## [To-do list]
1. Reproduce everything in the risk analysis passage from "The above examples" down to "in Exhibit 1.", without changing a word.
2. Carry on the passage about assigning probability ranges to forecast inputs, starting immediately after its final sentence.

## [Page text]
· · · ·

For other factors, about which the manager may not possess intuition regarding uncertainties, the requisite information usually will be easily accessible. An example may be a program cost forecast which is linked to the price of petroleum. An energy analyst can provide the following input: "The expected price of a barrel of imported crude oil is $21. With 90 percent confidence the price will not exceed S27 nor will it fall below $18."

The above examples illustrate that the assignment of ranges (probability distributions) can be accomplished in a way which is consistent with the manner by which managers and decision makers are used to thinking about them. Risk analysis software packages provide numerous probability distributions which the manager can apply to the input factors; some can automatically generate a probability distribution from a median, upper 10 percent limit and a lower 10 percent limit as in the examples given above and illustrated in Exhibit 1.

· · · ·

## [Dataset excerpt]
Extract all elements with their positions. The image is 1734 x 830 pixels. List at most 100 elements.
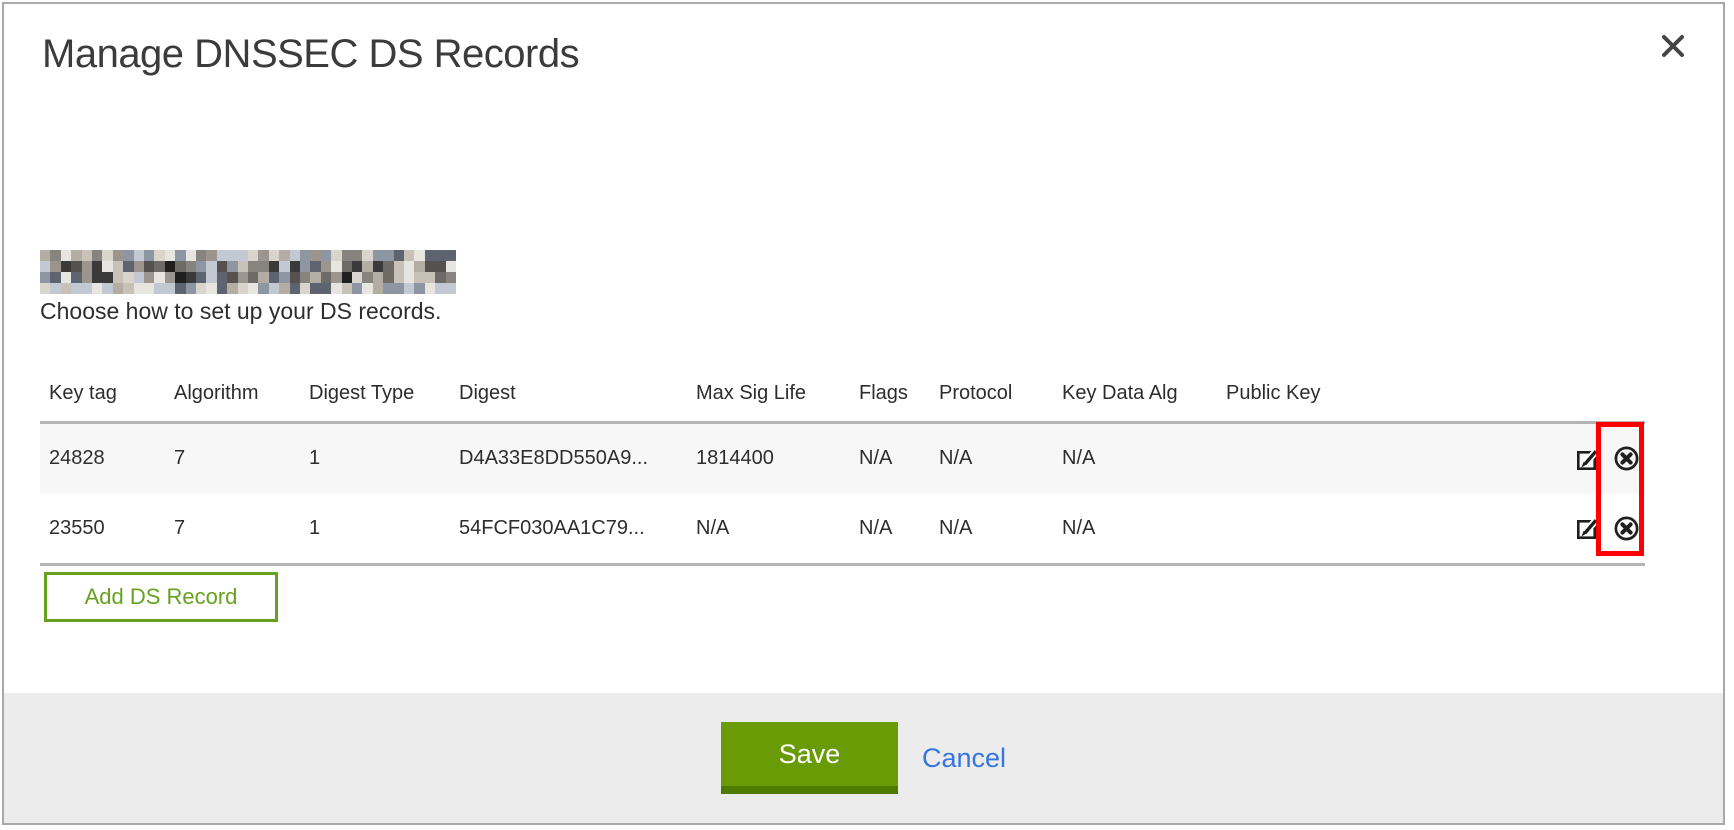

· · · ·

## [Results for each task]
1.
The above examples illustrate that the assignment of ranges (probability distributions) can be accomplished in a way which is consistent with the manner by which managers and decision makers are used to thinking about them. Risk analysis software packages provide numerous probability distributions which the manager can apply to the input factors; some can automatically generate a probability distribution from a median, upper 10 percent limit and a lower 10 percent limit as in the examples given above and illustrated in Exhibit 1.

2.
[TABULAR DATA 1 OMITTED]

The manager, having completed the modeling and the assignment of initial ranges, could use the risk analysis software at this stage to run simulations, thus generating a risk analysis forecast. Through a process called Monte Carlo simulation in which the results are forecasted hundreds or thousands of times for different combinations of input values, risk analysis takes into account all of the uncertainty in the underlying factors and generates all possible outcomes and their related probabilities. Each result variable would be assigned a probability distribution and the additional information would undoubtedly enhance the decision-making capabilities of the manager. To build public confidence in the forecast, the additional phase of panel sessions is required.

Expert and Public Involvement

A panel of experts is convened comprised of individuals from a wide range of backgrounds, tailored to the specific needs of the forecast: government, industry, services, economics and forecasting professions. No single member of a panel is expected to possess expertise in all areas relating to the forecast. The panel session may be open to the public and press, or, may be limited to invited representatives.

Panelists are presented with background material including structure-and-logic diagrams depicting the models involved and the initial ranges for the input variables. It is stressed that despite the employment of aspects of statistical probability, no one in the panel is expected to be a statistician; rather, input is sought reflecting the experience and expertise of the panelists.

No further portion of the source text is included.